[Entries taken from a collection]
--

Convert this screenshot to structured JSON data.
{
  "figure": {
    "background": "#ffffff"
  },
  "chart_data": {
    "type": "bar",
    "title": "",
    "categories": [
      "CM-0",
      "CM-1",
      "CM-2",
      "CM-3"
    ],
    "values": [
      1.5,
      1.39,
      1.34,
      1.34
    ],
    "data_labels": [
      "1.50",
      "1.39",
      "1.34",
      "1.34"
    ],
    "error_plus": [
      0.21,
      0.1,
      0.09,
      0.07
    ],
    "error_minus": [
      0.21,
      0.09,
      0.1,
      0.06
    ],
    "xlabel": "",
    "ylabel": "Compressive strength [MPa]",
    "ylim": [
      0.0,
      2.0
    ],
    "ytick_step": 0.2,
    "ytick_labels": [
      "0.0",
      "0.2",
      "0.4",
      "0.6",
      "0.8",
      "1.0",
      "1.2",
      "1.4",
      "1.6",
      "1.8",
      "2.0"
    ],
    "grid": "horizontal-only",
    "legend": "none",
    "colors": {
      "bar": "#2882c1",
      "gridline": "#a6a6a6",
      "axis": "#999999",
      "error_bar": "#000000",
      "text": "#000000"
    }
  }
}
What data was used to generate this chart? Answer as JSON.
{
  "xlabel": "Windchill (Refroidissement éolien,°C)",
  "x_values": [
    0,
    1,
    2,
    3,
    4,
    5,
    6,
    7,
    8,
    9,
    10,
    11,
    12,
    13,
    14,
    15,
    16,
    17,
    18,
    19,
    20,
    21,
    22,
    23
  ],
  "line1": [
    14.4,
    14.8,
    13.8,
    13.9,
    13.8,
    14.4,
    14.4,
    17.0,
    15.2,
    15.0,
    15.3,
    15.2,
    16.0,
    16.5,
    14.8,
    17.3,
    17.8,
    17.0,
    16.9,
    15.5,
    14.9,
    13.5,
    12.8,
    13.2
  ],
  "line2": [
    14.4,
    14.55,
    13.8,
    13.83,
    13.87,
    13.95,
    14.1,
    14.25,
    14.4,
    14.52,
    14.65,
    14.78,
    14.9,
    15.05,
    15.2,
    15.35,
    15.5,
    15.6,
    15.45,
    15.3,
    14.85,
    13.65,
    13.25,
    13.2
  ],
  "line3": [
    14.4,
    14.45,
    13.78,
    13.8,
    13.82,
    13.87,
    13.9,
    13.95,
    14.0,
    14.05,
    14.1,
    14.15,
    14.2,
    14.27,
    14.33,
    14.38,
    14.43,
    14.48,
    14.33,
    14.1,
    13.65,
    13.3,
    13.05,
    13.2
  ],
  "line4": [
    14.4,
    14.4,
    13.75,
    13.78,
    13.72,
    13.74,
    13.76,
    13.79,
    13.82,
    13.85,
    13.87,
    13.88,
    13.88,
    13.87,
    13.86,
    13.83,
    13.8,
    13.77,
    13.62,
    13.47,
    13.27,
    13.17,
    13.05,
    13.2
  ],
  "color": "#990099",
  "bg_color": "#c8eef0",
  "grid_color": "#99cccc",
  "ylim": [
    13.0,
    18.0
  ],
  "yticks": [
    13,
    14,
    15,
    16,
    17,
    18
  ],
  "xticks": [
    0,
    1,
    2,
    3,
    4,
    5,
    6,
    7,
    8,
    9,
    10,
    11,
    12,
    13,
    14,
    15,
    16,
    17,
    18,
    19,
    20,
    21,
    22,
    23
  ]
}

--

From the first line to the last, retype the data exactly.

§ WRITTEN SOLUTION:
Convert this screenshot to structured JSON data.
{
  "figure": {
    "background": "#ffffff"
  },
  "chart_data": {
    "type": "bar",
    "title": "",
    "categories": [
      "CM-0",
      "CM-1",
      "CM-2",
      "CM-3"
    ],
    "values": [
      1.5,
      1.39,
      1.34,
      1.34
    ],
    "data_labels": [
      "1.50",
      "1.39",
      "1.34",
      "1.34"
    ],
    "error_plus": [
      0.21,
      0.1,
      0.09,
      0.07
    ],
    "error_minus": [
      0.21,
      0.09,
      0.1,
      0.06
    ],
    "xlabel": "",
    "ylabel": "Compressive strength [MPa]",
    "ylim": [
      0.0,
      2.0
    ],
    "ytick_step": 0.2,
    "ytick_labels": [
      "0.0",
      "0.2",
      "0.4",
      "0.6",
      "0.8",
      "1.0",
      "1.2",
      "1.4",
      "1.6",
      "1.8",
      "2.0"
    ],
    "grid": "horizontal-only",
    "legend": "none",
    "colors": {
      "bar": "#2882c1",
      "gridline": "#a6a6a6",
      "axis": "#999999",
      "error_bar": "#000000",
      "text": "#000000"
    }
  }
}
What data was used to generate this chart? Answer as JSON.
{
  "xlabel": "Windchill (Refroidissement éolien,°C)",
  "x_values": [
    0,
    1,
    2,
    3,
    4,
    5,
    6,
    7,
    8,
    9,
    10,
    11,
    12,
    13,
    14,
    15,
    16,
    17,
    18,
    19,
    20,
    21,
    22,
    23
  ],
  "line1": [
    14.4,
    14.8,
    13.8,
    13.9,
    13.8,
    14.4,
    14.4,
    17.0,
    15.2,
    15.0,
    15.3,
    15.2,
    16.0,
    16.5,
    14.8,
    17.3,
    17.8,
    17.0,
    16.9,
    15.5,
    14.9,
    13.5,
    12.8,
    13.2
  ],
  "line2": [
    14.4,
    14.55,
    13.8,
    13.83,
    13.87,
    13.95,
    14.1,
    14.25,
    14.4,
    14.52,
    14.65,
    14.78,
    14.9,
    15.05,
    15.2,
    15.35,
    15.5,
    15.6,
    15.45,
    15.3,
    14.85,
    13.65,
    13.25,
    13.2
  ],
  "line3": [
    14.4,
    14.45,
    13.78,
    13.8,
    13.82,
    13.87,
    13.9,
    13.95,
    14.0,
    14.05,
    14.1,
    14.15,
    14.2,
    14.27,
    14.33,
    14.38,
    14.43,
    14.48,
    14.33,
    14.1,
    13.65,
    13.3,
    13.05,
    13.2
  ],
  "line4": [
    14.4,
    14.4,
    13.75,
    13.78,
    13.72,
    13.74,
    13.76,
    13.79,
    13.82,
    13.85,
    13.87,
    13.88,
    13.88,
    13.87,
    13.86,
    13.83,
    13.8,
    13.77,
    13.62,
    13.47,
    13.27,
    13.17,
    13.05,
    13.2
  ],
  "color": "#990099",
  "bg_color": "#c8eef0",
  "grid_color": "#99cccc",
  "ylim": [
    13.0,
    18.0
  ],
  "yticks": [
    13,
    14,
    15,
    16,
    17,
    18
  ],
  "xticks": [
    0,
    1,
    2,
    3,
    4,
    5,
    6,
    7,
    8,
    9,
    10,
    11,
    12,
    13,
    14,
    15,
    16,
    17,
    18,
    19,
    20,
    21,
    22,
    23
  ]
}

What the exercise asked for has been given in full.